• AIM:
Transcribe the data that follows precisely, omitting nothing.

• MATERIAL FOR THIS EXERCISE:
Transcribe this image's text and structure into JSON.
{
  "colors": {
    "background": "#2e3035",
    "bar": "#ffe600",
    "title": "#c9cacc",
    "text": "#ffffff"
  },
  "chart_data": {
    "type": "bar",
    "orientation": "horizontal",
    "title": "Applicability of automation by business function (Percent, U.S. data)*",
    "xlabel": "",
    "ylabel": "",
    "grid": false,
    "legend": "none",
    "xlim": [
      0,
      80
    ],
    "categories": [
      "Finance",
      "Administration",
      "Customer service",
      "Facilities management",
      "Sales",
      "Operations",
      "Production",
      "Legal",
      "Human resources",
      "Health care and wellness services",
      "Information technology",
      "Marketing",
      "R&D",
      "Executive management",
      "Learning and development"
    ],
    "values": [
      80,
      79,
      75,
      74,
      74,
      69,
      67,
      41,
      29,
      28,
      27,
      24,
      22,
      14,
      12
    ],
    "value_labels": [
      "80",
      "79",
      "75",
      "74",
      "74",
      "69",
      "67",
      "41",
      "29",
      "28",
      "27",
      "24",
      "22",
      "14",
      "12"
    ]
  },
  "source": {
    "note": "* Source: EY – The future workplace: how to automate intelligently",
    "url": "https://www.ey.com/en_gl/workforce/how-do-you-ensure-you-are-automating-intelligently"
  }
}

• WORKED SOLUTION:
Transcribe this image's text and structure into JSON.
{
  "colors": {
    "background": "#2e3035",
    "bar": "#ffe600",
    "title": "#c9cacc",
    "text": "#ffffff"
  },
  "chart_data": {
    "type": "bar",
    "orientation": "horizontal",
    "title": "Applicability of automation by business function (Percent, U.S. data)*",
    "xlabel": "",
    "ylabel": "",
    "grid": false,
    "legend": "none",
    "xlim": [
      0,
      80
    ],
    "categories": [
      "Finance",
      "Administration",
      "Customer service",
      "Facilities management",
      "Sales",
      "Operations",
      "Production",
      "Legal",
      "Human resources",
      "Health care and wellness services",
      "Information technology",
      "Marketing",
      "R&D",
      "Executive management",
      "Learning and development"
    ],
    "values": [
      80,
      79,
      75,
      74,
      74,
      69,
      67,
      41,
      29,
      28,
      27,
      24,
      22,
      14,
      12
    ],
    "value_labels": [
      "80",
      "79",
      "75",
      "74",
      "74",
      "69",
      "67",
      "41",
      "29",
      "28",
      "27",
      "24",
      "22",
      "14",
      "12"
    ]
  },
  "source": {
    "note": "* Source: EY – The future workplace: how to automate intelligently",
    "url": "https://www.ey.com/en_gl/workforce/how-do-you-ensure-you-are-automating-intelligently"
  }
}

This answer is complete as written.